### Written exercise
The data below is to be returned in full and exactly.

### Data for the task
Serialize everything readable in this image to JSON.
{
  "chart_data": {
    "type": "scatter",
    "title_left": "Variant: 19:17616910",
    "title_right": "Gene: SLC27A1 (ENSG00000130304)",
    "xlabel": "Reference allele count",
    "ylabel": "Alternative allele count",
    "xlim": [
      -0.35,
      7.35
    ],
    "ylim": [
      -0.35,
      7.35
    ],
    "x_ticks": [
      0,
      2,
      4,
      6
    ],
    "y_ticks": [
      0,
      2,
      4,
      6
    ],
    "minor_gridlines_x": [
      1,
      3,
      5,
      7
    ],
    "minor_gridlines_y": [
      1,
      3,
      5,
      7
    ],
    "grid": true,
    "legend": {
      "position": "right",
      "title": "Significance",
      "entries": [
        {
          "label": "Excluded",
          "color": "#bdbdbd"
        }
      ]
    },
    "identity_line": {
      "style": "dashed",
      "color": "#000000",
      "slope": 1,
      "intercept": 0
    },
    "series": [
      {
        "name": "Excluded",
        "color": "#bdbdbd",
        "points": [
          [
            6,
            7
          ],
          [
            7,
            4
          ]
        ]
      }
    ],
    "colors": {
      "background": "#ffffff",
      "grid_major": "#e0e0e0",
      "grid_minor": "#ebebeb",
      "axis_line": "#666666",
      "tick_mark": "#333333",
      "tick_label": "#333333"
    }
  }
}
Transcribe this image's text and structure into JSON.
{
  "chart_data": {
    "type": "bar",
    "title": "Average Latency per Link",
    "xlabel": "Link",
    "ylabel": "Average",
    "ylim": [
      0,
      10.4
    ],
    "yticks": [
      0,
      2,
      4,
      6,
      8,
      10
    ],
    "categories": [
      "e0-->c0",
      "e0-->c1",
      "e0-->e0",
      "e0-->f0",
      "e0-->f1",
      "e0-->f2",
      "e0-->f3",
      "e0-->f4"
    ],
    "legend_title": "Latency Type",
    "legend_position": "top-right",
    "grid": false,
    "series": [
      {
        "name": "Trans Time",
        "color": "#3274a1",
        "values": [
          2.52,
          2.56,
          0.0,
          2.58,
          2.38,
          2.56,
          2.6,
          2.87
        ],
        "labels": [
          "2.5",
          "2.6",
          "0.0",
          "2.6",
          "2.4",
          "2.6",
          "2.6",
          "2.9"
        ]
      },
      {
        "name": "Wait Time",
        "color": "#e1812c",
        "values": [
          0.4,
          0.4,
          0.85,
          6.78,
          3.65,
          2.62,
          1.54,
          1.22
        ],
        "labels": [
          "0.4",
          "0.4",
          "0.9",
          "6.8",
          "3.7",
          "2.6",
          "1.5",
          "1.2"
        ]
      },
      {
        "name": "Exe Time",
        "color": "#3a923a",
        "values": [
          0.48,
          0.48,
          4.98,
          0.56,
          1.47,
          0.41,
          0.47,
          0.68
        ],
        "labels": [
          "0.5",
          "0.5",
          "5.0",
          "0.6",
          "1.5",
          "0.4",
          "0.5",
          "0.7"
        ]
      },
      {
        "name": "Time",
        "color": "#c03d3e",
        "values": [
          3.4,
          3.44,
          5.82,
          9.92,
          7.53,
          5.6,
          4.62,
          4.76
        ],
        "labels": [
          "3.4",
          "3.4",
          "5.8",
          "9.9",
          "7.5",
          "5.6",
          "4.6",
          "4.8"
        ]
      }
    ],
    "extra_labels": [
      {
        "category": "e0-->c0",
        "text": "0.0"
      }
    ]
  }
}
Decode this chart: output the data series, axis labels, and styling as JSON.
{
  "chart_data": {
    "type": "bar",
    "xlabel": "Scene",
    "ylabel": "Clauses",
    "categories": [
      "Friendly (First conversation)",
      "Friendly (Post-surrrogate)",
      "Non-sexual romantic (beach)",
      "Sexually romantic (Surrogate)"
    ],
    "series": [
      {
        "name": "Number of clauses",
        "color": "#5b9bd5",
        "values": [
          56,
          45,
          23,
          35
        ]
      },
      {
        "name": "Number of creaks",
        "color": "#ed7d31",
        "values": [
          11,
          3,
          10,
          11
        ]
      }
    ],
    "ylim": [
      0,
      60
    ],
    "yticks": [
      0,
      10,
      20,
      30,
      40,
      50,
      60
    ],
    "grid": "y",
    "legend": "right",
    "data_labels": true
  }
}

### Solution
Serialize everything readable in this image to JSON.
{
  "chart_data": {
    "type": "scatter",
    "title_left": "Variant: 19:17616910",
    "title_right": "Gene: SLC27A1 (ENSG00000130304)",
    "xlabel": "Reference allele count",
    "ylabel": "Alternative allele count",
    "xlim": [
      -0.35,
      7.35
    ],
    "ylim": [
      -0.35,
      7.35
    ],
    "x_ticks": [
      0,
      2,
      4,
      6
    ],
    "y_ticks": [
      0,
      2,
      4,
      6
    ],
    "minor_gridlines_x": [
      1,
      3,
      5,
      7
    ],
    "minor_gridlines_y": [
      1,
      3,
      5,
      7
    ],
    "grid": true,
    "legend": {
      "position": "right",
      "title": "Significance",
      "entries": [
        {
          "label": "Excluded",
          "color": "#bdbdbd"
        }
      ]
    },
    "identity_line": {
      "style": "dashed",
      "color": "#000000",
      "slope": 1,
      "intercept": 0
    },
    "series": [
      {
        "name": "Excluded",
        "color": "#bdbdbd",
        "points": [
          [
            6,
            7
          ],
          [
            7,
            4
          ]
        ]
      }
    ],
    "colors": {
      "background": "#ffffff",
      "grid_major": "#e0e0e0",
      "grid_minor": "#ebebeb",
      "axis_line": "#666666",
      "tick_mark": "#333333",
      "tick_label": "#333333"
    }
  }
}
Transcribe this image's text and structure into JSON.
{
  "chart_data": {
    "type": "bar",
    "title": "Average Latency per Link",
    "xlabel": "Link",
    "ylabel": "Average",
    "ylim": [
      0,
      10.4
    ],
    "yticks": [
      0,
      2,
      4,
      6,
      8,
      10
    ],
    "categories": [
      "e0-->c0",
      "e0-->c1",
      "e0-->e0",
      "e0-->f0",
      "e0-->f1",
      "e0-->f2",
      "e0-->f3",
      "e0-->f4"
    ],
    "legend_title": "Latency Type",
    "legend_position": "top-right",
    "grid": false,
    "series": [
      {
        "name": "Trans Time",
        "color": "#3274a1",
        "values": [
          2.52,
          2.56,
          0.0,
          2.58,
          2.38,
          2.56,
          2.6,
          2.87
        ],
        "labels": [
          "2.5",
          "2.6",
          "0.0",
          "2.6",
          "2.4",
          "2.6",
          "2.6",
          "2.9"
        ]
      },
      {
        "name": "Wait Time",
        "color": "#e1812c",
        "values": [
          0.4,
          0.4,
          0.85,
          6.78,
          3.65,
          2.62,
          1.54,
          1.22
        ],
        "labels": [
          "0.4",
          "0.4",
          "0.9",
          "6.8",
          "3.7",
          "2.6",
          "1.5",
          "1.2"
        ]
      },
      {
        "name": "Exe Time",
        "color": "#3a923a",
        "values": [
          0.48,
          0.48,
          4.98,
          0.56,
          1.47,
          0.41,
          0.47,
          0.68
        ],
        "labels": [
          "0.5",
          "0.5",
          "5.0",
          "0.6",
          "1.5",
          "0.4",
          "0.5",
          "0.7"
        ]
      },
      {
        "name": "Time",
        "color": "#c03d3e",
        "values": [
          3.4,
          3.44,
          5.82,
          9.92,
          7.53,
          5.6,
          4.62,
          4.76
        ],
        "labels": [
          "3.4",
          "3.4",
          "5.8",
          "9.9",
          "7.5",
          "5.6",
          "4.6",
          "4.8"
        ]
      }
    ],
    "extra_labels": [
      {
        "category": "e0-->c0",
        "text": "0.0"
      }
    ]
  }
}
Decode this chart: output the data series, axis labels, and styling as JSON.
{
  "chart_data": {
    "type": "bar",
    "xlabel": "Scene",
    "ylabel": "Clauses",
    "categories": [
      "Friendly (First conversation)",
      "Friendly (Post-surrrogate)",
      "Non-sexual romantic (beach)",
      "Sexually romantic (Surrogate)"
    ],
    "series": [
      {
        "name": "Number of clauses",
        "color": "#5b9bd5",
        "values": [
          56,
          45,
          23,
          35
        ]
      },
      {
        "name": "Number of creaks",
        "color": "#ed7d31",
        "values": [
          11,
          3,
          10,
          11
        ]
      }
    ],
    "ylim": [
      0,
      60
    ],
    "yticks": [
      0,
      10,
      20,
      30,
      40,
      50,
      60
    ],
    "grid": "y",
    "legend": "right",
    "data_labels": true
  }
}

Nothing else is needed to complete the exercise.